OBJECTIVE
Retype the records below exactly as they appear.

EXERCISE INPUT
--
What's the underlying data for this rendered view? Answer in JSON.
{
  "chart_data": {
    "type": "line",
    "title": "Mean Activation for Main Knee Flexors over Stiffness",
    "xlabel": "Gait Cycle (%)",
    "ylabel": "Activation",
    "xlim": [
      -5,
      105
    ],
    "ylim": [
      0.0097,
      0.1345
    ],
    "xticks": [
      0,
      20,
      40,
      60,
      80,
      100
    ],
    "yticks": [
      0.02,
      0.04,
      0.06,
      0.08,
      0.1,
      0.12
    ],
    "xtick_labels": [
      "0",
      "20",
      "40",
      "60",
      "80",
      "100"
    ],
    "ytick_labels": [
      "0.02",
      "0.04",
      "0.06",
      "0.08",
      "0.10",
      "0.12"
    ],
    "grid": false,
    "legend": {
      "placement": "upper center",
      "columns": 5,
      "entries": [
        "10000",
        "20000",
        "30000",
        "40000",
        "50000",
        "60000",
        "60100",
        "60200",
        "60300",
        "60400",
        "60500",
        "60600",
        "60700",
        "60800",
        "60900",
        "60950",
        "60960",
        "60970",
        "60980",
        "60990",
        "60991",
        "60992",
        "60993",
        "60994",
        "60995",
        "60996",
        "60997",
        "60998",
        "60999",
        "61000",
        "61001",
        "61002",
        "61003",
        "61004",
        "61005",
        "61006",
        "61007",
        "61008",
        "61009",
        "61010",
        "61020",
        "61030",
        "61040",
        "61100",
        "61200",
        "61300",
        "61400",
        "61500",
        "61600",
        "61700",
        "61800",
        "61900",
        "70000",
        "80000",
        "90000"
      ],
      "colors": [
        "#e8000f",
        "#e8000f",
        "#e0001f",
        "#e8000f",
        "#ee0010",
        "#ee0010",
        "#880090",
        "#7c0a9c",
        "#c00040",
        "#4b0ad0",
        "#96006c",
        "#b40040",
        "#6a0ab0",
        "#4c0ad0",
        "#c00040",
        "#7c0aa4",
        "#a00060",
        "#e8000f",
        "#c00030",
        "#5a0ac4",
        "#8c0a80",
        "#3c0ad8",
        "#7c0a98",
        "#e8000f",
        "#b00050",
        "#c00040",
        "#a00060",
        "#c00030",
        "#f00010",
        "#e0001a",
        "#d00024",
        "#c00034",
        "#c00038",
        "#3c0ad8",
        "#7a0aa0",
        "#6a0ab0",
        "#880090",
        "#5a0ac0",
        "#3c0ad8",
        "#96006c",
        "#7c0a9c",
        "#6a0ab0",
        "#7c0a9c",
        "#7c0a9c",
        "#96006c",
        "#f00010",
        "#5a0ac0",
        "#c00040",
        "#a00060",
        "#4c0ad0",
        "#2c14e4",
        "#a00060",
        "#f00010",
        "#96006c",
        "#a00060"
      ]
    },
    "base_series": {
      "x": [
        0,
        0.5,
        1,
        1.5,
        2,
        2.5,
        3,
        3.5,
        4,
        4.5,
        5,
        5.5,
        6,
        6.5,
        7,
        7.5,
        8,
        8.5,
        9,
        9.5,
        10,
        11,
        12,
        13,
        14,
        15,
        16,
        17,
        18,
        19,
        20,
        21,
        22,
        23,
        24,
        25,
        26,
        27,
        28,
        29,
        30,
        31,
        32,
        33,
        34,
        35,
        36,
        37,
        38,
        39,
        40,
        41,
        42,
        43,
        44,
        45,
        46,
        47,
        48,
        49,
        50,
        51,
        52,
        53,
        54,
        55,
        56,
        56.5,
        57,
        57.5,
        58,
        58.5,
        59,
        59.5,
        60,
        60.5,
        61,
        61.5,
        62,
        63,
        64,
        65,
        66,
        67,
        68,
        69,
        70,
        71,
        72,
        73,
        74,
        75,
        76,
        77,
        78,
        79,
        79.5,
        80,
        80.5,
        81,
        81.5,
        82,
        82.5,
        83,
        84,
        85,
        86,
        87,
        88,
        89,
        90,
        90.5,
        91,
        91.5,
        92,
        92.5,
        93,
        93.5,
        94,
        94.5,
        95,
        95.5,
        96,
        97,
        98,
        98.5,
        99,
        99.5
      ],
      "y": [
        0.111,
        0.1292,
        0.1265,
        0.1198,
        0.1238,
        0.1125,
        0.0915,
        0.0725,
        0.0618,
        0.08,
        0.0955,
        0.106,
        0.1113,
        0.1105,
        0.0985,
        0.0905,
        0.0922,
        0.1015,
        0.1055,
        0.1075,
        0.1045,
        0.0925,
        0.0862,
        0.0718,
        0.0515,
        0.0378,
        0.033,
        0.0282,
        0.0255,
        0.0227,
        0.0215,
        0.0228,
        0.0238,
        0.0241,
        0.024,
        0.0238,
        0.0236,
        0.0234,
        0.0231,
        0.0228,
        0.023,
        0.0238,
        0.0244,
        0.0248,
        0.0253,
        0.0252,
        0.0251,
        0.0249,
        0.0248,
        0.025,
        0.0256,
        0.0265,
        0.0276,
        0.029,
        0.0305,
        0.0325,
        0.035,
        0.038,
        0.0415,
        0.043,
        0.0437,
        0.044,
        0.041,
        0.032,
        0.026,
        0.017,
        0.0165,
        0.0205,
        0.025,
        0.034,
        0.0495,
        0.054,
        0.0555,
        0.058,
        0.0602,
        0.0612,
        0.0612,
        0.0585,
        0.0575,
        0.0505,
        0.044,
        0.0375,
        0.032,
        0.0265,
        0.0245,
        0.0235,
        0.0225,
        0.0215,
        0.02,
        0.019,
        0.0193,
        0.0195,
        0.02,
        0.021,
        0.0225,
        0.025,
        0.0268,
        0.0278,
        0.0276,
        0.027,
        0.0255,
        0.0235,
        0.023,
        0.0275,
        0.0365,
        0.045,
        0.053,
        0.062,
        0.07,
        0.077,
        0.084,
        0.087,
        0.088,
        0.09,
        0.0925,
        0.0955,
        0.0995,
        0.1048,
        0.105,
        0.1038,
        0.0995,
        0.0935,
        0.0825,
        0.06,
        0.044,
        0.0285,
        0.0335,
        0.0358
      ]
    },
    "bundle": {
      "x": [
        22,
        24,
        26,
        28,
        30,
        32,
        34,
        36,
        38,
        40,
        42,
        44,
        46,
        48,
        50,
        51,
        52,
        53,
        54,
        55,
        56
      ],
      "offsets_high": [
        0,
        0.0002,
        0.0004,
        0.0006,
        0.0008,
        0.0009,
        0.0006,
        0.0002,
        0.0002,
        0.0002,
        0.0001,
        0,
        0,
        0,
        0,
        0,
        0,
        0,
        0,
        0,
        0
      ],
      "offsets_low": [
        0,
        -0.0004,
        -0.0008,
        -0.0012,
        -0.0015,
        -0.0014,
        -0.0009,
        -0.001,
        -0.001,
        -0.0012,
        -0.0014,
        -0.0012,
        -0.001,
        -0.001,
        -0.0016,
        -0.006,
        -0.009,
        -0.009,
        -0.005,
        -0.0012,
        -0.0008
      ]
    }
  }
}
--
ANSWER FOR THE TASK
What's the underlying data for this rendered view? Answer in JSON.
{
  "chart_data": {
    "type": "line",
    "title": "Mean Activation for Main Knee Flexors over Stiffness",
    "xlabel": "Gait Cycle (%)",
    "ylabel": "Activation",
    "xlim": [
      -5,
      105
    ],
    "ylim": [
      0.0097,
      0.1345
    ],
    "xticks": [
      0,
      20,
      40,
      60,
      80,
      100
    ],
    "yticks": [
      0.02,
      0.04,
      0.06,
      0.08,
      0.1,
      0.12
    ],
    "xtick_labels": [
      "0",
      "20",
      "40",
      "60",
      "80",
      "100"
    ],
    "ytick_labels": [
      "0.02",
      "0.04",
      "0.06",
      "0.08",
      "0.10",
      "0.12"
    ],
    "grid": false,
    "legend": {
      "placement": "upper center",
      "columns": 5,
      "entries": [
        "10000",
        "20000",
        "30000",
        "40000",
        "50000",
        "60000",
        "60100",
        "60200",
        "60300",
        "60400",
        "60500",
        "60600",
        "60700",
        "60800",
        "60900",
        "60950",
        "60960",
        "60970",
        "60980",
        "60990",
        "60991",
        "60992",
        "60993",
        "60994",
        "60995",
        "60996",
        "60997",
        "60998",
        "60999",
        "61000",
        "61001",
        "61002",
        "61003",
        "61004",
        "61005",
        "61006",
        "61007",
        "61008",
        "61009",
        "61010",
        "61020",
        "61030",
        "61040",
        "61100",
        "61200",
        "61300",
        "61400",
        "61500",
        "61600",
        "61700",
        "61800",
        "61900",
        "70000",
        "80000",
        "90000"
      ],
      "colors": [
        "#e8000f",
        "#e8000f",
        "#e0001f",
        "#e8000f",
        "#ee0010",
        "#ee0010",
        "#880090",
        "#7c0a9c",
        "#c00040",
        "#4b0ad0",
        "#96006c",
        "#b40040",
        "#6a0ab0",
        "#4c0ad0",
        "#c00040",
        "#7c0aa4",
        "#a00060",
        "#e8000f",
        "#c00030",
        "#5a0ac4",
        "#8c0a80",
        "#3c0ad8",
        "#7c0a98",
        "#e8000f",
        "#b00050",
        "#c00040",
        "#a00060",
        "#c00030",
        "#f00010",
        "#e0001a",
        "#d00024",
        "#c00034",
        "#c00038",
        "#3c0ad8",
        "#7a0aa0",
        "#6a0ab0",
        "#880090",
        "#5a0ac0",
        "#3c0ad8",
        "#96006c",
        "#7c0a9c",
        "#6a0ab0",
        "#7c0a9c",
        "#7c0a9c",
        "#96006c",
        "#f00010",
        "#5a0ac0",
        "#c00040",
        "#a00060",
        "#4c0ad0",
        "#2c14e4",
        "#a00060",
        "#f00010",
        "#96006c",
        "#a00060"
      ]
    },
    "base_series": {
      "x": [
        0,
        0.5,
        1,
        1.5,
        2,
        2.5,
        3,
        3.5,
        4,
        4.5,
        5,
        5.5,
        6,
        6.5,
        7,
        7.5,
        8,
        8.5,
        9,
        9.5,
        10,
        11,
        12,
        13,
        14,
        15,
        16,
        17,
        18,
        19,
        20,
        21,
        22,
        23,
        24,
        25,
        26,
        27,
        28,
        29,
        30,
        31,
        32,
        33,
        34,
        35,
        36,
        37,
        38,
        39,
        40,
        41,
        42,
        43,
        44,
        45,
        46,
        47,
        48,
        49,
        50,
        51,
        52,
        53,
        54,
        55,
        56,
        56.5,
        57,
        57.5,
        58,
        58.5,
        59,
        59.5,
        60,
        60.5,
        61,
        61.5,
        62,
        63,
        64,
        65,
        66,
        67,
        68,
        69,
        70,
        71,
        72,
        73,
        74,
        75,
        76,
        77,
        78,
        79,
        79.5,
        80,
        80.5,
        81,
        81.5,
        82,
        82.5,
        83,
        84,
        85,
        86,
        87,
        88,
        89,
        90,
        90.5,
        91,
        91.5,
        92,
        92.5,
        93,
        93.5,
        94,
        94.5,
        95,
        95.5,
        96,
        97,
        98,
        98.5,
        99,
        99.5
      ],
      "y": [
        0.111,
        0.1292,
        0.1265,
        0.1198,
        0.1238,
        0.1125,
        0.0915,
        0.0725,
        0.0618,
        0.08,
        0.0955,
        0.106,
        0.1113,
        0.1105,
        0.0985,
        0.0905,
        0.0922,
        0.1015,
        0.1055,
        0.1075,
        0.1045,
        0.0925,
        0.0862,
        0.0718,
        0.0515,
        0.0378,
        0.033,
        0.0282,
        0.0255,
        0.0227,
        0.0215,
        0.0228,
        0.0238,
        0.0241,
        0.024,
        0.0238,
        0.0236,
        0.0234,
        0.0231,
        0.0228,
        0.023,
        0.0238,
        0.0244,
        0.0248,
        0.0253,
        0.0252,
        0.0251,
        0.0249,
        0.0248,
        0.025,
        0.0256,
        0.0265,
        0.0276,
        0.029,
        0.0305,
        0.0325,
        0.035,
        0.038,
        0.0415,
        0.043,
        0.0437,
        0.044,
        0.041,
        0.032,
        0.026,
        0.017,
        0.0165,
        0.0205,
        0.025,
        0.034,
        0.0495,
        0.054,
        0.0555,
        0.058,
        0.0602,
        0.0612,
        0.0612,
        0.0585,
        0.0575,
        0.0505,
        0.044,
        0.0375,
        0.032,
        0.0265,
        0.0245,
        0.0235,
        0.0225,
        0.0215,
        0.02,
        0.019,
        0.0193,
        0.0195,
        0.02,
        0.021,
        0.0225,
        0.025,
        0.0268,
        0.0278,
        0.0276,
        0.027,
        0.0255,
        0.0235,
        0.023,
        0.0275,
        0.0365,
        0.045,
        0.053,
        0.062,
        0.07,
        0.077,
        0.084,
        0.087,
        0.088,
        0.09,
        0.0925,
        0.0955,
        0.0995,
        0.1048,
        0.105,
        0.1038,
        0.0995,
        0.0935,
        0.0825,
        0.06,
        0.044,
        0.0285,
        0.0335,
        0.0358
      ]
    },
    "bundle": {
      "x": [
        22,
        24,
        26,
        28,
        30,
        32,
        34,
        36,
        38,
        40,
        42,
        44,
        46,
        48,
        50,
        51,
        52,
        53,
        54,
        55,
        56
      ],
      "offsets_high": [
        0,
        0.0002,
        0.0004,
        0.0006,
        0.0008,
        0.0009,
        0.0006,
        0.0002,
        0.0002,
        0.0002,
        0.0001,
        0,
        0,
        0,
        0,
        0,
        0,
        0,
        0,
        0,
        0
      ],
      "offsets_low": [
        0,
        -0.0004,
        -0.0008,
        -0.0012,
        -0.0015,
        -0.0014,
        -0.0009,
        -0.001,
        -0.001,
        -0.0012,
        -0.0014,
        -0.0012,
        -0.001,
        -0.001,
        -0.0016,
        -0.006,
        -0.009,
        -0.009,
        -0.005,
        -0.0012,
        -0.0008
      ]
    }
  }
}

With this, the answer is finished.